_FRAGMENTO DE TEXTO_:

══════════

La memoria es su leitmotiv. Parte de la fotografía como documento y testimonio. Y además de sus imágenes recurre a las del álbum familiar así como a las de diferentes archivos. El universo rural es el contexto donde sitúa su trabajo. Cultura viene de cultivar.

La historia personal está inserta en la historia del mundo. Determinados acontecimientos nos forjan un destino, al conformar o condicionar nuestro carácter, como moldeándonos en una fragua emocional. Todo depende de nuestra predisposición y de a lo que nos expongamos, a lo que dejemos que nos cale hondo. Por un lado están las pequeñas historias de gente corriente. Y por otro lado, están los “grandes” momentos. Este proyecto pretende aunarlos.

Todo está relacionado, la teoría del caos y el efecto mariposa nos lo recuerdan.

══════════

Datos de predicción de cuadros delimitadores
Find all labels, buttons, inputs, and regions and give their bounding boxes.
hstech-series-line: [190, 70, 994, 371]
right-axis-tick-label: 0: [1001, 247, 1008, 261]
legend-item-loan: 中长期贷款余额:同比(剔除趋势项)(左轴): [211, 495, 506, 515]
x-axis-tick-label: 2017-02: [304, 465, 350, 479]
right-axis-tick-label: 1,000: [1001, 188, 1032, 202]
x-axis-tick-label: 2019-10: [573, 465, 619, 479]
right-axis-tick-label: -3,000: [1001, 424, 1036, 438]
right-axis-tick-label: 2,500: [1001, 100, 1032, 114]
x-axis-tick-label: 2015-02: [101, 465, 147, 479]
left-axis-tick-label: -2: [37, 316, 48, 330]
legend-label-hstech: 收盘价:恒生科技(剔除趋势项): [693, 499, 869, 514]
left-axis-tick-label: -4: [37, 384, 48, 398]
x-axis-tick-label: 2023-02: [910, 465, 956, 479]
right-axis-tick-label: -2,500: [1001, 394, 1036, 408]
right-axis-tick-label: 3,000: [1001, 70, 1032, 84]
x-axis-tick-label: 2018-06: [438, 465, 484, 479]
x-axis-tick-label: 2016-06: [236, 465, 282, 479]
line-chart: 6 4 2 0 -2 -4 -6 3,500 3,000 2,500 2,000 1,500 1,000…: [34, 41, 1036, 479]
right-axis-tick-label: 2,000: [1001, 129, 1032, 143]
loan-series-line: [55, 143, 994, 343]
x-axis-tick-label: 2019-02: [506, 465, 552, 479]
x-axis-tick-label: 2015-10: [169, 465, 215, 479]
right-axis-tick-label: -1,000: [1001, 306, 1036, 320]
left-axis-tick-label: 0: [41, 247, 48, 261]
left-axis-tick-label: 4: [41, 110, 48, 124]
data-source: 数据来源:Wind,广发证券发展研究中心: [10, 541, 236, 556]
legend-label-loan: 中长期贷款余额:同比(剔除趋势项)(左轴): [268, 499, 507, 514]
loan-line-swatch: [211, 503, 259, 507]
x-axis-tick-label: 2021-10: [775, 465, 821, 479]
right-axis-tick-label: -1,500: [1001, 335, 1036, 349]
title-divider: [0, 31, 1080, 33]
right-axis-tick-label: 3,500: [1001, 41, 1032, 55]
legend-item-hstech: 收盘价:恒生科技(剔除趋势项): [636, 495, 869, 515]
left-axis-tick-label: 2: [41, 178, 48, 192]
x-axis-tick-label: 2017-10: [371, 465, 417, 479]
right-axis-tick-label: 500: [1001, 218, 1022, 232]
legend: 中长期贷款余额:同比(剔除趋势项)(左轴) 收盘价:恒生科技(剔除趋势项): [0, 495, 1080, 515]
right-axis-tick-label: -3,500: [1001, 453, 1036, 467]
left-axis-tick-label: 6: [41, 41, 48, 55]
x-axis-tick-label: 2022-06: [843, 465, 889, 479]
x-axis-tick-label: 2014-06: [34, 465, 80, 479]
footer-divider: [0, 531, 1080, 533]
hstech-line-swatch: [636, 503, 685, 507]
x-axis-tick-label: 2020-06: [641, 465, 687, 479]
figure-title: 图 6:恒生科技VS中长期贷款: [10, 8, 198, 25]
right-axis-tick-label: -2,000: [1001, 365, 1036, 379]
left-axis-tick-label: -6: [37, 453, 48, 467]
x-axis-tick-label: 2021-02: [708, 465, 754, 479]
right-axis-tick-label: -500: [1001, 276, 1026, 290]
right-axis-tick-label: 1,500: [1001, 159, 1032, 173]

══════════

_CONSIGNA DE TRABAJO_: Prosigue el fragmento sobre la memoria y la fotografía en el mundo rural a partir de su última oración.

_RESPUESTA_:
La sociología, la etnografía, la neurología, la psicología, la astrología, la teoría de ondas, la física cuántica, la filosofía (existencialismo y pesimismo ante todo), la literatura, la poesía, etc. moldean la imaginación, la parte más importante del pensamiento. Y la imaginación reconstruye y reinventa lo vivido. Recrea los recuerdos.

El cine nos sueña. Y el video viene a dar una nueva dimensión a la imagen en movimiento. Lo cinematográfico va más allá del cine. Y cuando el cine sale de las salas oscuras a la galería se transmuta a la vez que lo hace nuestra percepción. Video instalación. Escenografía… De manera consciente o inconsciente su proyecto se va ramificando a la vez que va cogiendo forma o cuerpo. Concentración desde la expansión. Como funciona el corazón.

El caballo de Turín de Béla Tarr supone un punto de inflexión en su planteamiento, un puerto de llegada desde el que volver a embarcarse en otras travesías. O continuar el viaje con otra mirada. Una cosa siempre puede llevar a otras y en esa apertura y confluencia una nueva dimensión se construye.

Mesopotamia. Grecia. Roma. Numancia… Comuna de París. Misiones pedagógicas. Auschwitz. Progreso. Barbarie. Vida. Muerte. Desesperanza. Feliz desesperanza. Desesperanza de lujo. Lujosa esperanza.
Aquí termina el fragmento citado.